Rows from a dataset

........

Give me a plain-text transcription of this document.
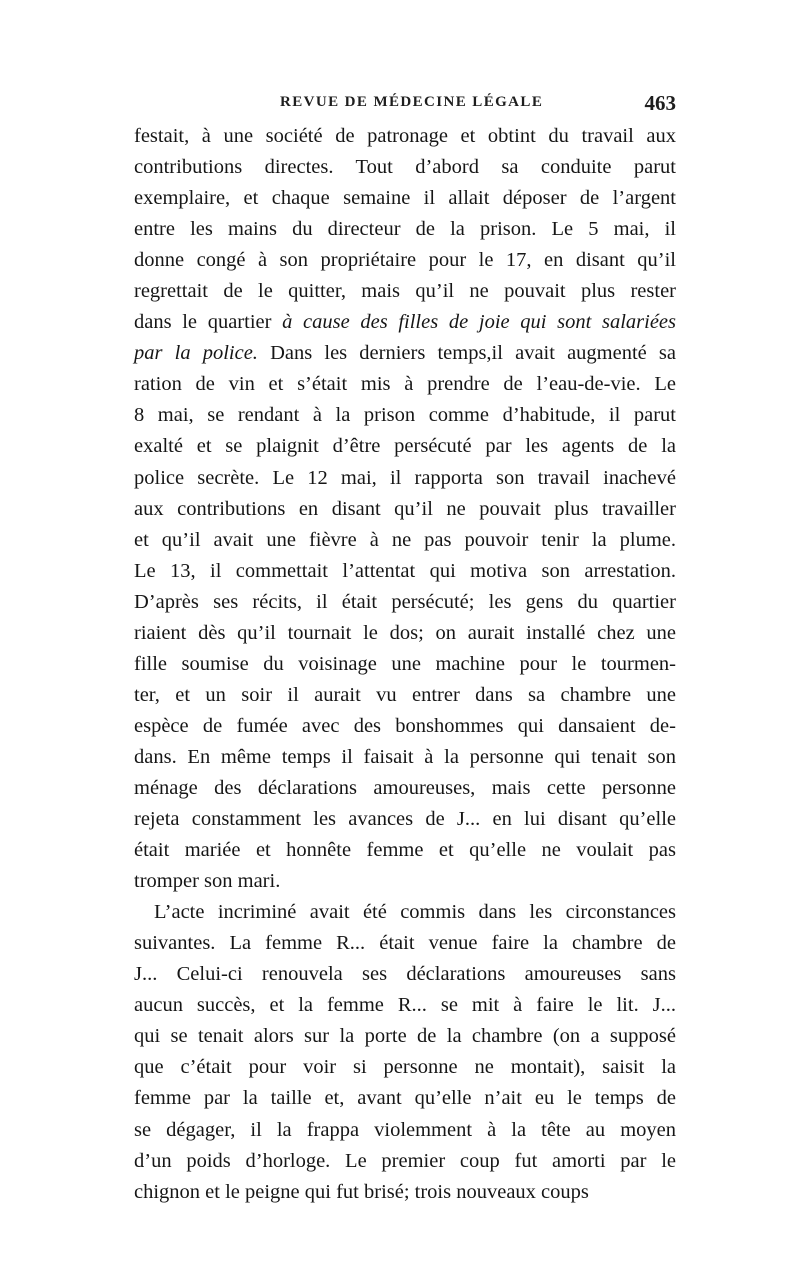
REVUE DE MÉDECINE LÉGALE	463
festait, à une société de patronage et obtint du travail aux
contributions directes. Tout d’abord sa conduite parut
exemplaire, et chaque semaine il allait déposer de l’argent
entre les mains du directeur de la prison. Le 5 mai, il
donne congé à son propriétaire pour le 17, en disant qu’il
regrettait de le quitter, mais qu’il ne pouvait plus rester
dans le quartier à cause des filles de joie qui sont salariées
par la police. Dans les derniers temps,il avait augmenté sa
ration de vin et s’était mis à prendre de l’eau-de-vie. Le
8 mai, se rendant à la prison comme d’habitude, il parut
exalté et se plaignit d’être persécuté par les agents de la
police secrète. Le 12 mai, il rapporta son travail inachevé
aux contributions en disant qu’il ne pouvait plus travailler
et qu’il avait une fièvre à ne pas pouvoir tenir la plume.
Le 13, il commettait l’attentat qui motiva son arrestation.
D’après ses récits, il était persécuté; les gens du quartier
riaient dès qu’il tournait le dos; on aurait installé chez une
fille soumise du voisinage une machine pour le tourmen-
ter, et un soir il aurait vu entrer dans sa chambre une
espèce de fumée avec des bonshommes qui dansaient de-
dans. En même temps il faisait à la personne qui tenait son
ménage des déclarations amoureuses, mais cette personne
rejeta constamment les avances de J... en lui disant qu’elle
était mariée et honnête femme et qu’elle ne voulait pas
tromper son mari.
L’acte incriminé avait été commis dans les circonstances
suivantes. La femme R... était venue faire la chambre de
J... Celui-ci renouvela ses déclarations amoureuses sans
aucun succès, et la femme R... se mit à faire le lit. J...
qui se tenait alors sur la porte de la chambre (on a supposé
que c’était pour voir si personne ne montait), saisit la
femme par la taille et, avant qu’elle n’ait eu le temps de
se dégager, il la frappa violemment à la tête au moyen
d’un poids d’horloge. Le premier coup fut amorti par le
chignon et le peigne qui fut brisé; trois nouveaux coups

........

Task requirements
All of the records above must be copied exactly, except for the pictures.

The completed task
Give me a plain-text transcription of this document.
REVUE DE MÉDECINE LÉGALE	463
festait, à une société de patronage et obtint du travail aux
contributions directes. Tout d’abord sa conduite parut
exemplaire, et chaque semaine il allait déposer de l’argent
entre les mains du directeur de la prison. Le 5 mai, il
donne congé à son propriétaire pour le 17, en disant qu’il
regrettait de le quitter, mais qu’il ne pouvait plus rester
dans le quartier à cause des filles de joie qui sont salariées
par la police. Dans les derniers temps,il avait augmenté sa
ration de vin et s’était mis à prendre de l’eau-de-vie. Le
8 mai, se rendant à la prison comme d’habitude, il parut
exalté et se plaignit d’être persécuté par les agents de la
police secrète. Le 12 mai, il rapporta son travail inachevé
aux contributions en disant qu’il ne pouvait plus travailler
et qu’il avait une fièvre à ne pas pouvoir tenir la plume.
Le 13, il commettait l’attentat qui motiva son arrestation.
D’après ses récits, il était persécuté; les gens du quartier
riaient dès qu’il tournait le dos; on aurait installé chez une
fille soumise du voisinage une machine pour le tourmen-
ter, et un soir il aurait vu entrer dans sa chambre une
espèce de fumée avec des bonshommes qui dansaient de-
dans. En même temps il faisait à la personne qui tenait son
ménage des déclarations amoureuses, mais cette personne
rejeta constamment les avances de J... en lui disant qu’elle
était mariée et honnête femme et qu’elle ne voulait pas
tromper son mari.
L’acte incriminé avait été commis dans les circonstances
suivantes. La femme R... était venue faire la chambre de
J... Celui-ci renouvela ses déclarations amoureuses sans
aucun succès, et la femme R... se mit à faire le lit. J...
qui se tenait alors sur la porte de la chambre (on a supposé
que c’était pour voir si personne ne montait), saisit la
femme par la taille et, avant qu’elle n’ait eu le temps de
se dégager, il la frappa violemment à la tête au moyen
d’un poids d’horloge. Le premier coup fut amorti par le
chignon et le peigne qui fut brisé; trois nouveaux coups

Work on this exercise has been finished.